TASK BRIEF:
Find the string "xlabel" in the entries and copy each line that has it.
— Start —
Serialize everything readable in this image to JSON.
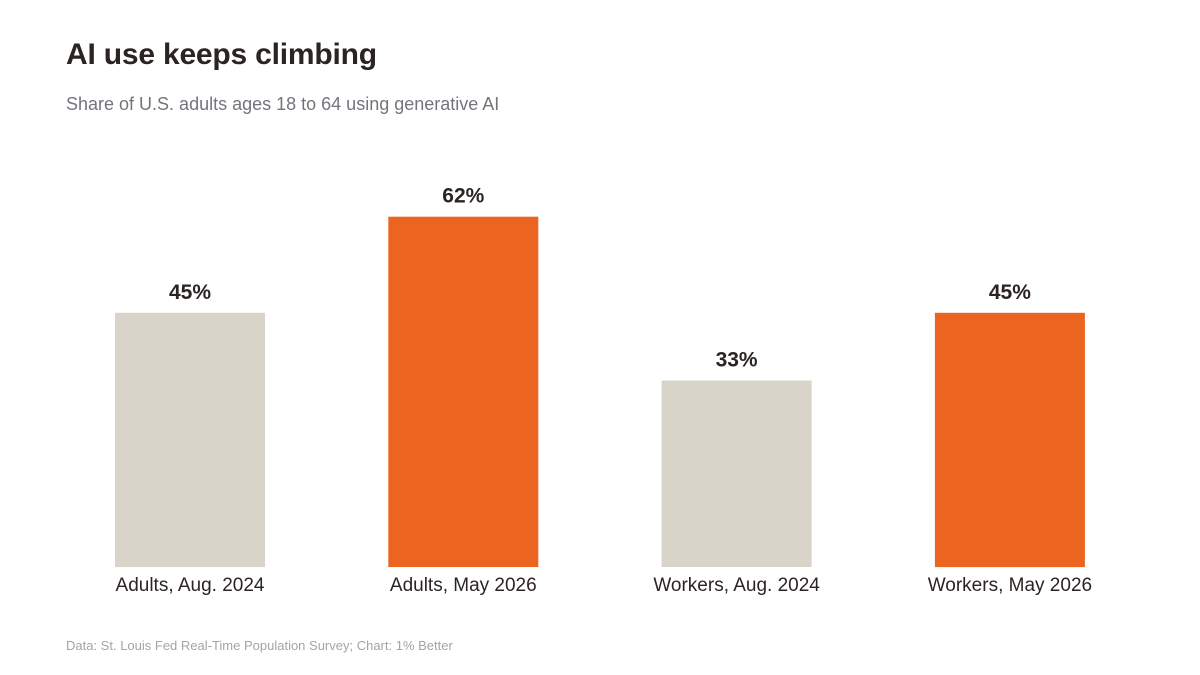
{
  "chart_data": {
    "type": "bar",
    "title": "AI use keeps climbing",
    "subtitle": "Share of U.S. adults ages 18 to 64 using generative AI",
    "source": "Data: St. Louis Fed Real-Time Population Survey; Chart: 1% Better",
    "categories": [
      "Adults, Aug. 2024",
      "Adults, May 2026",
      "Workers, Aug. 2024",
      "Workers, May 2026"
    ],
    "values": [
      45,
      62,
      33,
      45
    ],
    "value_labels": [
      "45%",
      "62%",
      "33%",
      "45%"
    ],
    "bar_colors": [
      "#d9d4ca",
      "#ec6520",
      "#d9d4ca",
      "#ec6520"
    ],
    "ylim": [
      0,
      100
    ],
    "grid": false,
    "y_axis_visible": false
  }
}
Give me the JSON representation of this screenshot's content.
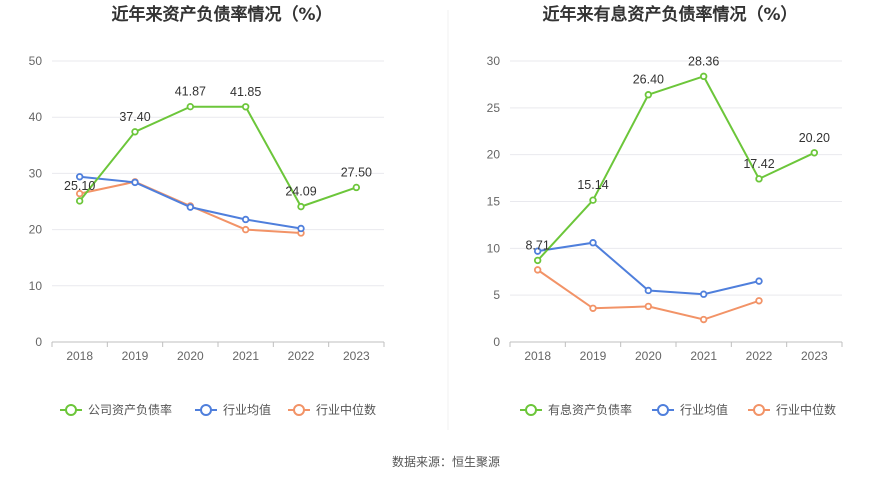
{
  "chart_data": [
    {
      "type": "line",
      "title": "近年来资产负债率情况（%）",
      "categories": [
        "2018",
        "2019",
        "2020",
        "2021",
        "2022",
        "2023"
      ],
      "ylim": [
        0,
        50
      ],
      "yticks": [
        0,
        10,
        20,
        30,
        40,
        50
      ],
      "grid": true,
      "legend_position": "bottom",
      "series": [
        {
          "name": "公司资产负债率",
          "color": "#6cc63a",
          "values": [
            25.1,
            37.4,
            41.87,
            41.85,
            24.09,
            27.5
          ],
          "labels": [
            "25.10",
            "37.40",
            "41.87",
            "41.85",
            "24.09",
            "27.50"
          ]
        },
        {
          "name": "行业均值",
          "color": "#4f7fdc",
          "values": [
            29.4,
            28.4,
            24.0,
            21.8,
            20.2,
            null
          ]
        },
        {
          "name": "行业中位数",
          "color": "#f29367",
          "values": [
            26.4,
            28.5,
            24.2,
            20.0,
            19.4,
            null
          ]
        }
      ]
    },
    {
      "type": "line",
      "title": "近年来有息资产负债率情况（%）",
      "categories": [
        "2018",
        "2019",
        "2020",
        "2021",
        "2022",
        "2023"
      ],
      "ylim": [
        0,
        30
      ],
      "yticks": [
        0,
        5,
        10,
        15,
        20,
        25,
        30
      ],
      "grid": true,
      "legend_position": "bottom",
      "series": [
        {
          "name": "有息资产负债率",
          "color": "#6cc63a",
          "values": [
            8.71,
            15.14,
            26.4,
            28.36,
            17.42,
            20.2
          ],
          "labels": [
            "8.71",
            "15.14",
            "26.40",
            "28.36",
            "17.42",
            "20.20"
          ]
        },
        {
          "name": "行业均值",
          "color": "#4f7fdc",
          "values": [
            9.7,
            10.6,
            5.5,
            5.1,
            6.5,
            null
          ]
        },
        {
          "name": "行业中位数",
          "color": "#f29367",
          "values": [
            7.7,
            3.6,
            3.8,
            2.4,
            4.4,
            null
          ]
        }
      ]
    }
  ],
  "source": "数据来源：恒生聚源"
}
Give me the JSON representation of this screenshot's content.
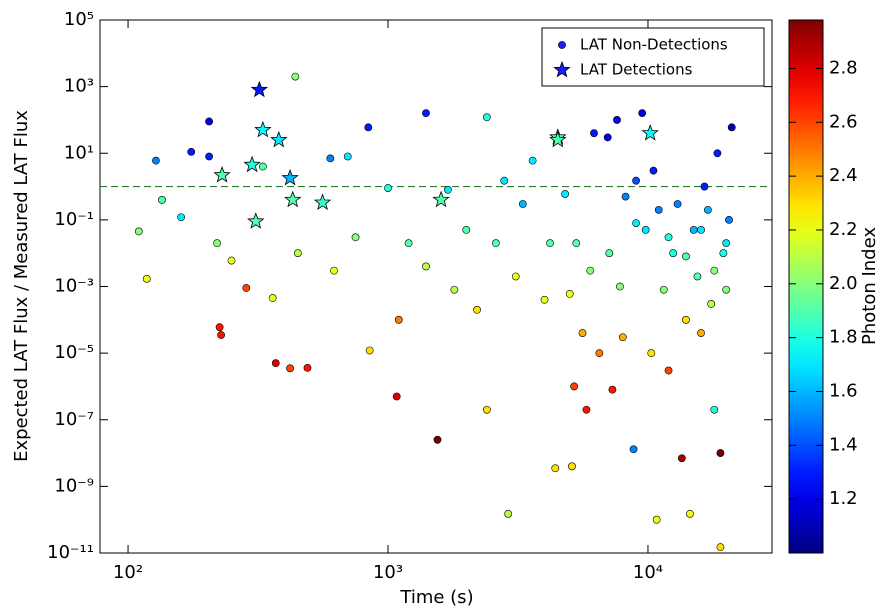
{
  "chart_data": {
    "type": "scatter",
    "x_label": "Time (s)",
    "y_label": "Expected LAT Flux / Measured LAT Flux",
    "x_scale": "log",
    "y_scale": "log",
    "xlim": [
      78,
      30000
    ],
    "xticks": [
      {
        "value": 100,
        "label": "10²"
      },
      {
        "value": 1000,
        "label": "10³"
      },
      {
        "value": 10000,
        "label": "10⁴"
      }
    ],
    "ylim": [
      1e-11,
      100000
    ],
    "yticks": [
      {
        "value": 1e-11,
        "label": "10⁻¹¹"
      },
      {
        "value": 1e-09,
        "label": "10⁻⁹"
      },
      {
        "value": 1e-07,
        "label": "10⁻⁷"
      },
      {
        "value": 1e-05,
        "label": "10⁻⁵"
      },
      {
        "value": 0.001,
        "label": "10⁻³"
      },
      {
        "value": 0.1,
        "label": "10⁻¹"
      },
      {
        "value": 10,
        "label": "10¹"
      },
      {
        "value": 1000,
        "label": "10³"
      },
      {
        "value": 100000,
        "label": "10⁵"
      }
    ],
    "hline": 1,
    "hline_color": "#2e7d32",
    "colormap": "jet",
    "colorbar_label": "Photon Index",
    "clim": [
      1.0,
      2.98
    ],
    "cticks": [
      1.2,
      1.4,
      1.6,
      1.8,
      {
        "value": 2,
        "label": "2.0"
      },
      2.2,
      2.4,
      2.6,
      2.8
    ],
    "legend": "upper right",
    "series": [
      {
        "name": "LAT Non-Detections",
        "marker": "circle",
        "color": "#1a1aff",
        "x": [
          110,
          118,
          128,
          135,
          175,
          160,
          205,
          205,
          220,
          225,
          228,
          250,
          285,
          330,
          360,
          370,
          420,
          440,
          450,
          490,
          600,
          620,
          700,
          750,
          840,
          850,
          1000,
          1080,
          1100,
          1200,
          1400,
          1400,
          1550,
          1700,
          1800,
          2000,
          2200,
          2400,
          2400,
          2600,
          2800,
          2900,
          3100,
          3300,
          3600,
          4000,
          4200,
          4400,
          4800,
          5000,
          5100,
          5200,
          5300,
          5600,
          5800,
          6000,
          6200,
          6500,
          7000,
          7100,
          7300,
          7600,
          7800,
          8000,
          8200,
          8800,
          9000,
          9500,
          9800,
          10300,
          10500,
          10800,
          11000,
          11500,
          12000,
          12500,
          13000,
          13500,
          14000,
          14500,
          15000,
          15500,
          16000,
          16500,
          17000,
          17500,
          18000,
          18500,
          19000,
          19500,
          20000,
          20500,
          21000,
          19000,
          12000,
          14000,
          16000,
          18000,
          20000,
          9000
        ],
        "values": [
          0.045,
          0.0017,
          6,
          0.4,
          11,
          0.12,
          90,
          8,
          0.02,
          6e-05,
          3.5e-05,
          0.006,
          0.0009,
          4,
          0.00045,
          5e-06,
          3.5e-06,
          2000,
          0.01,
          3.6e-06,
          7,
          0.003,
          8,
          0.03,
          60,
          1.2e-05,
          0.9,
          5e-07,
          0.0001,
          0.02,
          160,
          0.004,
          2.5e-08,
          0.8,
          0.0008,
          0.05,
          0.0002,
          120,
          2e-07,
          0.02,
          1.5,
          1.5e-10,
          0.002,
          0.3,
          6,
          0.0004,
          0.02,
          3.5e-09,
          0.6,
          0.0006,
          4e-09,
          1e-06,
          0.02,
          4e-05,
          2e-07,
          0.003,
          40,
          1e-05,
          30,
          0.01,
          8e-07,
          100,
          0.001,
          3e-05,
          0.5,
          1.3e-08,
          1.5,
          160,
          0.05,
          1e-05,
          3,
          1e-10,
          0.2,
          0.0008,
          3e-06,
          0.01,
          0.3,
          7e-09,
          0.0001,
          1.5e-10,
          0.05,
          0.002,
          4e-05,
          1,
          0.2,
          0.0003,
          2e-07,
          10,
          1e-08,
          0.01,
          0.0008,
          0.1,
          60,
          1.5e-11,
          0.03,
          0.008,
          0.05,
          0.003,
          0.02,
          0.08
        ],
        "color_values": [
          2.0,
          2.2,
          1.5,
          1.9,
          1.3,
          1.7,
          1.2,
          1.3,
          2.0,
          2.7,
          2.7,
          2.2,
          2.6,
          1.9,
          2.2,
          2.8,
          2.6,
          2.0,
          2.1,
          2.7,
          1.5,
          2.2,
          1.7,
          2.0,
          1.3,
          2.3,
          1.8,
          2.8,
          2.5,
          1.9,
          1.3,
          2.1,
          3.0,
          1.7,
          2.1,
          1.9,
          2.3,
          1.8,
          2.3,
          1.9,
          1.7,
          2.1,
          2.2,
          1.6,
          1.7,
          2.2,
          1.9,
          2.3,
          1.7,
          2.2,
          2.3,
          2.6,
          1.9,
          2.4,
          2.7,
          2.0,
          1.3,
          2.5,
          1.2,
          1.9,
          2.7,
          1.2,
          2.0,
          2.4,
          1.5,
          1.5,
          1.4,
          1.2,
          1.7,
          2.3,
          1.3,
          2.2,
          1.5,
          2.0,
          2.6,
          1.8,
          1.5,
          2.9,
          2.3,
          2.2,
          1.6,
          1.9,
          2.4,
          1.3,
          1.6,
          2.1,
          1.8,
          1.3,
          3.0,
          1.8,
          2.0,
          1.5,
          1.1,
          2.3,
          1.8,
          1.9,
          1.7,
          2.0,
          1.7,
          1.7
        ]
      },
      {
        "name": "LAT Detections",
        "marker": "star",
        "color": "#1a1aff",
        "x": [
          320,
          330,
          380,
          420,
          300,
          230,
          430,
          310,
          560,
          1600,
          4500,
          4500,
          10200
        ],
        "values": [
          800,
          50,
          25,
          1.8,
          4.5,
          2.2,
          0.4,
          0.09,
          0.33,
          0.4,
          30,
          25,
          40
        ],
        "color_values": [
          1.3,
          1.75,
          1.7,
          1.6,
          1.8,
          1.9,
          1.9,
          1.9,
          1.85,
          1.9,
          1.85,
          1.9,
          1.75
        ]
      }
    ]
  }
}
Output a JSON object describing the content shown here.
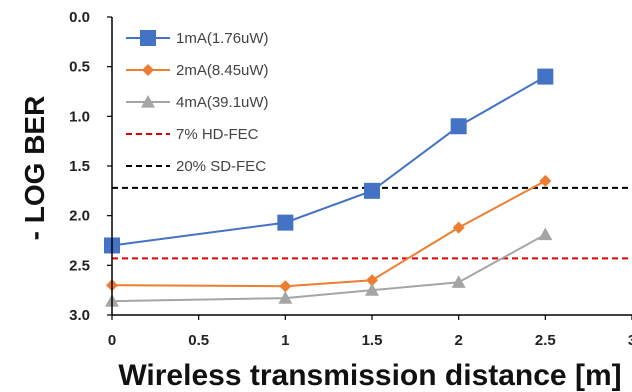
{
  "chart_data": {
    "type": "line",
    "xlabel": "Wireless transmission distance [m]",
    "ylabel": "- LOG BER",
    "xlim": [
      0,
      3
    ],
    "ylim": [
      0,
      3
    ],
    "y_reversed": true,
    "xticks": [
      "0",
      "0.5",
      "1",
      "1.5",
      "2",
      "2.5",
      "3"
    ],
    "yticks": [
      "0.0",
      "0.5",
      "1.0",
      "1.5",
      "2.0",
      "2.5",
      "3.0"
    ],
    "grid": false,
    "legend_position": "top-left",
    "series": [
      {
        "name": "1mA(1.76uW)",
        "marker": "square",
        "color": "#4472C4",
        "x": [
          0,
          1,
          1.5,
          2,
          2.5
        ],
        "y": [
          2.3,
          2.07,
          1.75,
          1.1,
          0.6
        ]
      },
      {
        "name": "2mA(8.45uW)",
        "marker": "diamond",
        "color": "#ED7D31",
        "x": [
          0,
          1,
          1.5,
          2,
          2.5
        ],
        "y": [
          2.7,
          2.71,
          2.65,
          2.12,
          1.65
        ]
      },
      {
        "name": "4mA(39.1uW)",
        "marker": "triangle",
        "color": "#A5A5A5",
        "x": [
          0,
          1,
          1.5,
          2,
          2.5
        ],
        "y": [
          2.86,
          2.83,
          2.75,
          2.67,
          2.19
        ]
      }
    ],
    "reference_lines": [
      {
        "name": "7% HD-FEC",
        "y": 2.43,
        "color": "#E00000",
        "style": "dashed"
      },
      {
        "name": "20% SD-FEC",
        "y": 1.72,
        "color": "#000000",
        "style": "dashed"
      }
    ]
  }
}
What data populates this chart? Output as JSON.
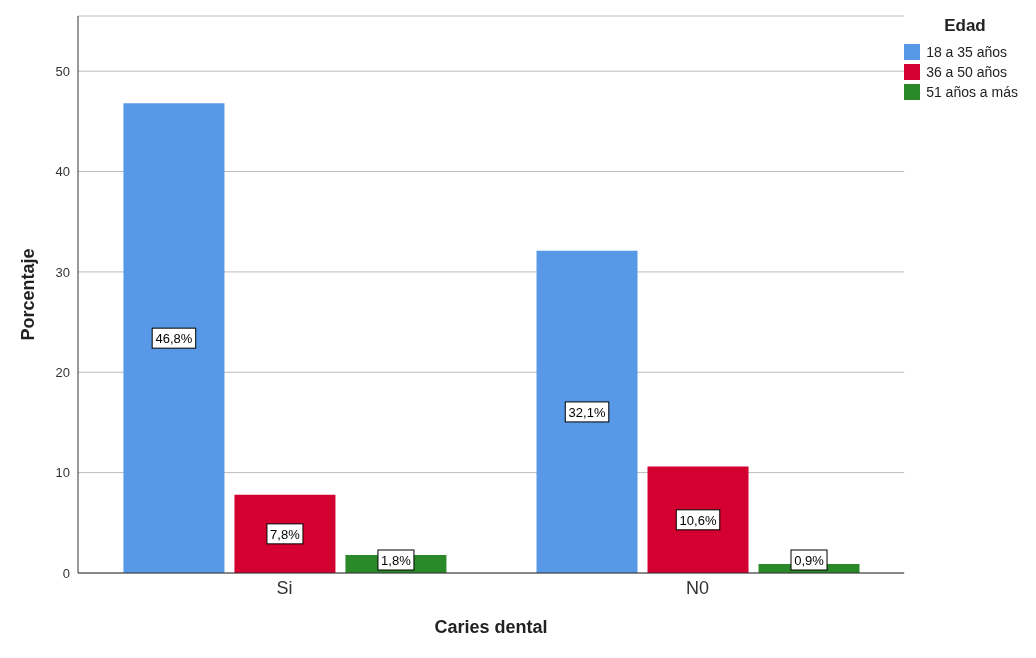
{
  "chart_data": {
    "type": "bar",
    "xlabel": "Caries dental",
    "ylabel": "Porcentaje",
    "legend_title": "Edad",
    "legend": "top right",
    "grid": "y",
    "categories": [
      "Si",
      "N0"
    ],
    "series": [
      {
        "name": "18 a 35 años",
        "color": "#5799e6",
        "values": [
          46.8,
          32.1
        ],
        "value_labels": [
          "46,8%",
          "32,1%"
        ]
      },
      {
        "name": "36 a 50 años",
        "color": "#d4002f",
        "values": [
          7.8,
          10.6
        ],
        "value_labels": [
          "7,8%",
          "10,6%"
        ]
      },
      {
        "name": "51 años a más",
        "color": "#2a8a2a",
        "values": [
          1.8,
          0.9
        ],
        "value_labels": [
          "1,8%",
          "0,9%"
        ]
      }
    ],
    "ylim": [
      0,
      55.5
    ],
    "yticks": [
      0,
      10,
      20,
      30,
      40,
      50
    ]
  }
}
— End —
WRITTEN ANSWER:
    "xlabel": "Wireless transmission distance [m]",
    "xlabel": "Caries dental",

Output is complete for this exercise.